INFORMATION SUPPLIED:

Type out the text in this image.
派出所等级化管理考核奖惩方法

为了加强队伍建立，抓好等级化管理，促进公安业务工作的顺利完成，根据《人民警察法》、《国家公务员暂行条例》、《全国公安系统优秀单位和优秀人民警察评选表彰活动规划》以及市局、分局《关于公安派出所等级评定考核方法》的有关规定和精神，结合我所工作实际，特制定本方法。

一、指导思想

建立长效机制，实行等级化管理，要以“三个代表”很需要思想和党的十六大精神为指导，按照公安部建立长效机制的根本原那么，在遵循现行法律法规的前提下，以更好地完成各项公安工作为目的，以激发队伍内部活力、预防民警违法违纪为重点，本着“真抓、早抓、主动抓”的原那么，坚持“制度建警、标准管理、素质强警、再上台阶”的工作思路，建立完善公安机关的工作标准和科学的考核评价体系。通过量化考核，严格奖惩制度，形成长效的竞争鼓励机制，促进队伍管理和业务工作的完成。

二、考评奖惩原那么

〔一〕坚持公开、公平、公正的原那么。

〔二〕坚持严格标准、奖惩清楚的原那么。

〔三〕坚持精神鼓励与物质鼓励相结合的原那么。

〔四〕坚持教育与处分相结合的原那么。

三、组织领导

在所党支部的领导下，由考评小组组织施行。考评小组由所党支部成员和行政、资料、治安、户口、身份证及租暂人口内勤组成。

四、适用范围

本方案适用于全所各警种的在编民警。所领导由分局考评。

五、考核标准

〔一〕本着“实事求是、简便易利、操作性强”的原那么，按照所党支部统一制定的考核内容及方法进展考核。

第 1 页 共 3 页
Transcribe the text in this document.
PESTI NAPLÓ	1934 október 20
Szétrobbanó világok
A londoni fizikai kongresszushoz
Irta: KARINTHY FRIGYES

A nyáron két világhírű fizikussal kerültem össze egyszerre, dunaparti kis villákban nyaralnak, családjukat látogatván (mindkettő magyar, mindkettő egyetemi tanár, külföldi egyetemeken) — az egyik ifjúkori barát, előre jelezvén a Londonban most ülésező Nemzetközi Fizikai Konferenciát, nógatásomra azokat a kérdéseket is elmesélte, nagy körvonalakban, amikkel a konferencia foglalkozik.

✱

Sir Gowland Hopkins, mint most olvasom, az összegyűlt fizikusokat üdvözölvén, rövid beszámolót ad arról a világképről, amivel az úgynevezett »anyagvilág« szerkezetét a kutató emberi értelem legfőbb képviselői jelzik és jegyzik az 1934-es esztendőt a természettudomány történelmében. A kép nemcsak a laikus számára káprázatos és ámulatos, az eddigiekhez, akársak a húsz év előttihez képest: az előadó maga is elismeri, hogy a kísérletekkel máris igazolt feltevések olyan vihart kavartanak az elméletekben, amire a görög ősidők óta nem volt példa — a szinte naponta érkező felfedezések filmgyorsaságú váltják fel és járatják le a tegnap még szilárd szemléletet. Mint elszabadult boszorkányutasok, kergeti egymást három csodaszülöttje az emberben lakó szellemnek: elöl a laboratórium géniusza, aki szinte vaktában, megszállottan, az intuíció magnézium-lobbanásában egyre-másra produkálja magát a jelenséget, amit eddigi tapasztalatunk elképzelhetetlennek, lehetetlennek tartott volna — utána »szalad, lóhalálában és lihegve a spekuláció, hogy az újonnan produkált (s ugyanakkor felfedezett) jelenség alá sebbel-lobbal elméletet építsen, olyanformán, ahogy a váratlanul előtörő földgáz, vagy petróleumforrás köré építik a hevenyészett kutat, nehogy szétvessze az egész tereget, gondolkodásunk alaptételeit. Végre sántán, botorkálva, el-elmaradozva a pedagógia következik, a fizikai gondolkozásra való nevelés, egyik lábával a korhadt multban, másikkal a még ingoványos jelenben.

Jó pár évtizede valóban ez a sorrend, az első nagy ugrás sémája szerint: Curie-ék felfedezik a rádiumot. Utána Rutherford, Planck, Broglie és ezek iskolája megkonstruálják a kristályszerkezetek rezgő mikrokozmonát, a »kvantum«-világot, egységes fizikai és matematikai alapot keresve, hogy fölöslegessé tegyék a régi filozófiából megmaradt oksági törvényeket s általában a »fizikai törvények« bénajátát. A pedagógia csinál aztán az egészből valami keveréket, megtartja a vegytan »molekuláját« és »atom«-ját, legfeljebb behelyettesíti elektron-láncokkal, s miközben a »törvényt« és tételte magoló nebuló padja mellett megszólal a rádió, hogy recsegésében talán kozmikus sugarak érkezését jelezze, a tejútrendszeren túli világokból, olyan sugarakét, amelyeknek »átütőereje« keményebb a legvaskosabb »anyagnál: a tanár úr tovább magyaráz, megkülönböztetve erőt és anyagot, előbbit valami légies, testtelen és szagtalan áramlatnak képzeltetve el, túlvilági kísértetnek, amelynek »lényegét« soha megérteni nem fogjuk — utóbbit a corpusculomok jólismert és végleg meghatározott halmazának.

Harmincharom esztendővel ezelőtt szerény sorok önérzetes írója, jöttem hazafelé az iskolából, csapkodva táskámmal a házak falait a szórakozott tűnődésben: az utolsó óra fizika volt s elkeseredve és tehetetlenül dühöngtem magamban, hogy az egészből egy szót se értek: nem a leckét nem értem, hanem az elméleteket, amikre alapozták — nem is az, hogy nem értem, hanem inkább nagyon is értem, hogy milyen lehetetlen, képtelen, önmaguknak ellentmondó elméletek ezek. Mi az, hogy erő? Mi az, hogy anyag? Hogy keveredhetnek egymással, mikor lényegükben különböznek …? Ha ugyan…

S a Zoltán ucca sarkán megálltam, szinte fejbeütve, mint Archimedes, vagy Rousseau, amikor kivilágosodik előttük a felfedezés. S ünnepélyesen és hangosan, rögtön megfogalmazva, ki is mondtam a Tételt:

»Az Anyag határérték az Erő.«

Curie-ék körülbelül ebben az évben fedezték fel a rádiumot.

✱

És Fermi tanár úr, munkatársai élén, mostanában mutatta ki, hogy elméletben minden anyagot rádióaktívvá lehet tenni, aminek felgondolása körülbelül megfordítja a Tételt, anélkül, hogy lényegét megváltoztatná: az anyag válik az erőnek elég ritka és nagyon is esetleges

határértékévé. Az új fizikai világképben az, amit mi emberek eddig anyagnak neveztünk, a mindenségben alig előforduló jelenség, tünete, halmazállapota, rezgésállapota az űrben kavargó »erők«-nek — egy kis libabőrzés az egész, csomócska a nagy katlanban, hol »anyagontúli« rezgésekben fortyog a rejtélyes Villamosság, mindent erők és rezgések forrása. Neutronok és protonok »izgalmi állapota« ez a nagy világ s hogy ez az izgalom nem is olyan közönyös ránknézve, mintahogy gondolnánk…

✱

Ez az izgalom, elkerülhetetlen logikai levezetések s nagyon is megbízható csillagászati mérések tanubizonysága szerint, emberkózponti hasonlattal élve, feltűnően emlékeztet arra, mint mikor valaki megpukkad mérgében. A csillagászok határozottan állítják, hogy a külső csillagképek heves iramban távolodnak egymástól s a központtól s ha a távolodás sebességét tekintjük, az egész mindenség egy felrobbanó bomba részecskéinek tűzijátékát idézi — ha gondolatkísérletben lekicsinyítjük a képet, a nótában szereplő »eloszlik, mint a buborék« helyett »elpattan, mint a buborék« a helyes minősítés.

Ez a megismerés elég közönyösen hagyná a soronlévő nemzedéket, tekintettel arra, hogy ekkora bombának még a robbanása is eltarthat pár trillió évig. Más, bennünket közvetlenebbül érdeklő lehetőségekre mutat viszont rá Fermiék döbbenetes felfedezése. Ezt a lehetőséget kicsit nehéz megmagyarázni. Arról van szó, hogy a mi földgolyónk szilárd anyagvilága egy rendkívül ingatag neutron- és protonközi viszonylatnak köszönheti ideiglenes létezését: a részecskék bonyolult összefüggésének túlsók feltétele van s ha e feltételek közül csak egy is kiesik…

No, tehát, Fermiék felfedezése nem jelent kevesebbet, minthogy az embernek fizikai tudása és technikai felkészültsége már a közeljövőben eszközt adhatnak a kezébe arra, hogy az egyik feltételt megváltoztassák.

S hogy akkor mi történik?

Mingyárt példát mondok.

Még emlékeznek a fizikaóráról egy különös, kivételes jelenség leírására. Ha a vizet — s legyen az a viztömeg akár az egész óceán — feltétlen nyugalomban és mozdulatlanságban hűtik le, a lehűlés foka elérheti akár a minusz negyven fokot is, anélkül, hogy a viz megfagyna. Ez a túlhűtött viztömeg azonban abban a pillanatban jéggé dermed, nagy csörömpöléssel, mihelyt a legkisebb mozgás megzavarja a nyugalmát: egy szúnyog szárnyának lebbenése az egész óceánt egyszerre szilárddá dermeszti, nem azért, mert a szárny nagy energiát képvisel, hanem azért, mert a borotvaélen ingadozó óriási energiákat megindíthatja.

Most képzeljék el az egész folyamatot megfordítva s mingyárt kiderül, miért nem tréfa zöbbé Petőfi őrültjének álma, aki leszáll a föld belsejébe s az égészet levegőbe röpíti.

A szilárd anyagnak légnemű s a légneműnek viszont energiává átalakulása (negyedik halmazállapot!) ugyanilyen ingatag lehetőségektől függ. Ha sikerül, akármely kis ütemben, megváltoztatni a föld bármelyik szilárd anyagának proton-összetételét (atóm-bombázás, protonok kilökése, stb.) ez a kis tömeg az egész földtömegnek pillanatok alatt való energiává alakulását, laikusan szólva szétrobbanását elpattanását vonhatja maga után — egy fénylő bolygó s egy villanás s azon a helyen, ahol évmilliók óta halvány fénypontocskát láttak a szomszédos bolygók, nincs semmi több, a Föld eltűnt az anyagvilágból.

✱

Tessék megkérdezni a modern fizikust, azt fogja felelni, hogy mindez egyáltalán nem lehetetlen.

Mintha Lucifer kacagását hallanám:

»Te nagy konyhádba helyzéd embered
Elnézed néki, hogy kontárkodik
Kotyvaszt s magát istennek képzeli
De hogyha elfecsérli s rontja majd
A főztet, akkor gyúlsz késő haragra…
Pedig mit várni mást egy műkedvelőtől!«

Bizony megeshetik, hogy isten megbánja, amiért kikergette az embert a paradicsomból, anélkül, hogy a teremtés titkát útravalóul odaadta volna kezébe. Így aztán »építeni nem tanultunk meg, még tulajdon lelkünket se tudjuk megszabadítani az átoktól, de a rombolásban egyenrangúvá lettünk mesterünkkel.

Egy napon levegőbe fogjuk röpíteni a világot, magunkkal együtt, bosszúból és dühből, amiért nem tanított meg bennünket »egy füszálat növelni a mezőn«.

TASK INSTRUCTIONS: Find every line in the records that contains the word "this"; copy those lines.

FINAL ANSWER:
Type out the text in this image.
Transcribe the text in this document.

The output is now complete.